Recorded data
** START **
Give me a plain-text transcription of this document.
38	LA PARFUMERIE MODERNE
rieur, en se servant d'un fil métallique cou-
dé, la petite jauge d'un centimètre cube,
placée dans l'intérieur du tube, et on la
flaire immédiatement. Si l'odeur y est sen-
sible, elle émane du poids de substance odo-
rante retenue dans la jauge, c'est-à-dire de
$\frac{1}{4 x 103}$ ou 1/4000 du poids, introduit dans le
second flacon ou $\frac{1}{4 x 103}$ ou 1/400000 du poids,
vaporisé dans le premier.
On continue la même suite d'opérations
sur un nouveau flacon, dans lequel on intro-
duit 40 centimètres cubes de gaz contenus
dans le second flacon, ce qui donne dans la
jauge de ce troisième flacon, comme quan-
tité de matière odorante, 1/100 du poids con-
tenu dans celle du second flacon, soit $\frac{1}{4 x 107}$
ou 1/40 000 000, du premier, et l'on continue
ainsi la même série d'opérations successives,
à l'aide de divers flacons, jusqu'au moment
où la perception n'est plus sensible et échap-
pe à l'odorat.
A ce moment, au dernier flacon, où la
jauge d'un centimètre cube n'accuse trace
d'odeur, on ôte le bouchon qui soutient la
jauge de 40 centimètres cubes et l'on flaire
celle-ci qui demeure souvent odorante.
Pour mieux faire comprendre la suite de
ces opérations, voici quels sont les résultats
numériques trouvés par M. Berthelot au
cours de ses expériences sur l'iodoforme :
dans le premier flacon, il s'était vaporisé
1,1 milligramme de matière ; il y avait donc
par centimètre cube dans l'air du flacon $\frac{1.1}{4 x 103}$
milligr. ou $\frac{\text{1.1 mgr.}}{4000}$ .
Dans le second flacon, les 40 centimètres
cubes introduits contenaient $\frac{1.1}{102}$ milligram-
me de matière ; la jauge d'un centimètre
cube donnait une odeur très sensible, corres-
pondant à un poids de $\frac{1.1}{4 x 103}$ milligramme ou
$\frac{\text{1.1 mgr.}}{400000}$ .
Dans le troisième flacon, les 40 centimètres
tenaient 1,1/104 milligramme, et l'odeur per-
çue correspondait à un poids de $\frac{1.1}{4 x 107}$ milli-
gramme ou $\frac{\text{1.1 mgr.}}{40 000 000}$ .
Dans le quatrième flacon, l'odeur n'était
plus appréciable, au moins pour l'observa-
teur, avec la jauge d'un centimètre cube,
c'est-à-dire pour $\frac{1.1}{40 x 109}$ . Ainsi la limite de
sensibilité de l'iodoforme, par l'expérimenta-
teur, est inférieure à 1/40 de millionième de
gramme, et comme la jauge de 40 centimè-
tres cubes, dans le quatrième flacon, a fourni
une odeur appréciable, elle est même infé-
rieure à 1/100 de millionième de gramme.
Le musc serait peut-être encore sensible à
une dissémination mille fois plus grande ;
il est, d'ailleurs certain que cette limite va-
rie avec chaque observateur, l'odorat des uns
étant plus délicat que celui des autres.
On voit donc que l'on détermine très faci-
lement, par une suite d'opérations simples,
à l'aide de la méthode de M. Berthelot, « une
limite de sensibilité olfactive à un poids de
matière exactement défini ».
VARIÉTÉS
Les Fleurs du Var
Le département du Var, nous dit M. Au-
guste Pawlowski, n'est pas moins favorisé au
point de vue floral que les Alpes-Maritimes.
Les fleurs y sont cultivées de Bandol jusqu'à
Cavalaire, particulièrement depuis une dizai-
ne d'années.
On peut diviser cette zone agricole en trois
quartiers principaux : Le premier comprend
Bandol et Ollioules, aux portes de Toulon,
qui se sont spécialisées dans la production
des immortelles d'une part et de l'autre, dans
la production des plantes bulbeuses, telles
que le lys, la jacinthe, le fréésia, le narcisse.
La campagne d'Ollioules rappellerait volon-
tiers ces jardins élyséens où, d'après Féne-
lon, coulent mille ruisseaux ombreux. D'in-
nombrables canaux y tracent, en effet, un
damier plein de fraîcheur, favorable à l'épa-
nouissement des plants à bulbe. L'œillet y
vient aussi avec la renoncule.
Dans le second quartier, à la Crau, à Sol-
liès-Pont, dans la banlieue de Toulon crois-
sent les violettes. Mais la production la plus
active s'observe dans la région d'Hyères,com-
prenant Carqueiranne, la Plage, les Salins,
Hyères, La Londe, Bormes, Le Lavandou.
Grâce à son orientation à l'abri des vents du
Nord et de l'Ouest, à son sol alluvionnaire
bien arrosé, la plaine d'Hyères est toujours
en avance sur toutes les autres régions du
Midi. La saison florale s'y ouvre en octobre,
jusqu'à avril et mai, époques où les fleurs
** END **
WHAT YOU SHOULD DO
Print the listing above in its entirety, with every line exact.

RESULT
Give me a plain-text transcription of this document.
38	LA PARFUMERIE MODERNE
rieur, en se servant d'un fil métallique cou-
dé, la petite jauge d'un centimètre cube,
placée dans l'intérieur du tube, et on la
flaire immédiatement. Si l'odeur y est sen-
sible, elle émane du poids de substance odo-
rante retenue dans la jauge, c'est-à-dire de
$\frac{1}{4 x 103}$ ou 1/4000 du poids, introduit dans le
second flacon ou $\frac{1}{4 x 103}$ ou 1/400000 du poids,
vaporisé dans le premier.
On continue la même suite d'opérations
sur un nouveau flacon, dans lequel on intro-
duit 40 centimètres cubes de gaz contenus
dans le second flacon, ce qui donne dans la
jauge de ce troisième flacon, comme quan-
tité de matière odorante, 1/100 du poids con-
tenu dans celle du second flacon, soit $\frac{1}{4 x 107}$
ou 1/40 000 000, du premier, et l'on continue
ainsi la même série d'opérations successives,
à l'aide de divers flacons, jusqu'au moment
où la perception n'est plus sensible et échap-
pe à l'odorat.
A ce moment, au dernier flacon, où la
jauge d'un centimètre cube n'accuse trace
d'odeur, on ôte le bouchon qui soutient la
jauge de 40 centimètres cubes et l'on flaire
celle-ci qui demeure souvent odorante.
Pour mieux faire comprendre la suite de
ces opérations, voici quels sont les résultats
numériques trouvés par M. Berthelot au
cours de ses expériences sur l'iodoforme :
dans le premier flacon, il s'était vaporisé
1,1 milligramme de matière ; il y avait donc
par centimètre cube dans l'air du flacon $\frac{1.1}{4 x 103}$
milligr. ou $\frac{\text{1.1 mgr.}}{4000}$ .
Dans le second flacon, les 40 centimètres
cubes introduits contenaient $\frac{1.1}{102}$ milligram-
me de matière ; la jauge d'un centimètre
cube donnait une odeur très sensible, corres-
pondant à un poids de $\frac{1.1}{4 x 103}$ milligramme ou
$\frac{\text{1.1 mgr.}}{400000}$ .
Dans le troisième flacon, les 40 centimètres
tenaient 1,1/104 milligramme, et l'odeur per-
çue correspondait à un poids de $\frac{1.1}{4 x 107}$ milli-
gramme ou $\frac{\text{1.1 mgr.}}{40 000 000}$ .
Dans le quatrième flacon, l'odeur n'était
plus appréciable, au moins pour l'observa-
teur, avec la jauge d'un centimètre cube,
c'est-à-dire pour $\frac{1.1}{40 x 109}$ . Ainsi la limite de
sensibilité de l'iodoforme, par l'expérimenta-
teur, est inférieure à 1/40 de millionième de
gramme, et comme la jauge de 40 centimè-
tres cubes, dans le quatrième flacon, a fourni
une odeur appréciable, elle est même infé-
rieure à 1/100 de millionième de gramme.
Le musc serait peut-être encore sensible à
une dissémination mille fois plus grande ;
il est, d'ailleurs certain que cette limite va-
rie avec chaque observateur, l'odorat des uns
étant plus délicat que celui des autres.
On voit donc que l'on détermine très faci-
lement, par une suite d'opérations simples,
à l'aide de la méthode de M. Berthelot, « une
limite de sensibilité olfactive à un poids de
matière exactement défini ».
VARIÉTÉS
Les Fleurs du Var
Le département du Var, nous dit M. Au-
guste Pawlowski, n'est pas moins favorisé au
point de vue floral que les Alpes-Maritimes.
Les fleurs y sont cultivées de Bandol jusqu'à
Cavalaire, particulièrement depuis une dizai-
ne d'années.
On peut diviser cette zone agricole en trois
quartiers principaux : Le premier comprend
Bandol et Ollioules, aux portes de Toulon,
qui se sont spécialisées dans la production
des immortelles d'une part et de l'autre, dans
la production des plantes bulbeuses, telles
que le lys, la jacinthe, le fréésia, le narcisse.
La campagne d'Ollioules rappellerait volon-
tiers ces jardins élyséens où, d'après Féne-
lon, coulent mille ruisseaux ombreux. D'in-
nombrables canaux y tracent, en effet, un
damier plein de fraîcheur, favorable à l'épa-
nouissement des plants à bulbe. L'œillet y
vient aussi avec la renoncule.
Dans le second quartier, à la Crau, à Sol-
liès-Pont, dans la banlieue de Toulon crois-
sent les violettes. Mais la production la plus
active s'observe dans la région d'Hyères,com-
prenant Carqueiranne, la Plage, les Salins,
Hyères, La Londe, Bormes, Le Lavandou.
Grâce à son orientation à l'abri des vents du
Nord et de l'Ouest, à son sol alluvionnaire
bien arrosé, la plaine d'Hyères est toujours
en avance sur toutes les autres régions du
Midi. La saison florale s'y ouvre en octobre,
jusqu'à avril et mai, époques où les fleurs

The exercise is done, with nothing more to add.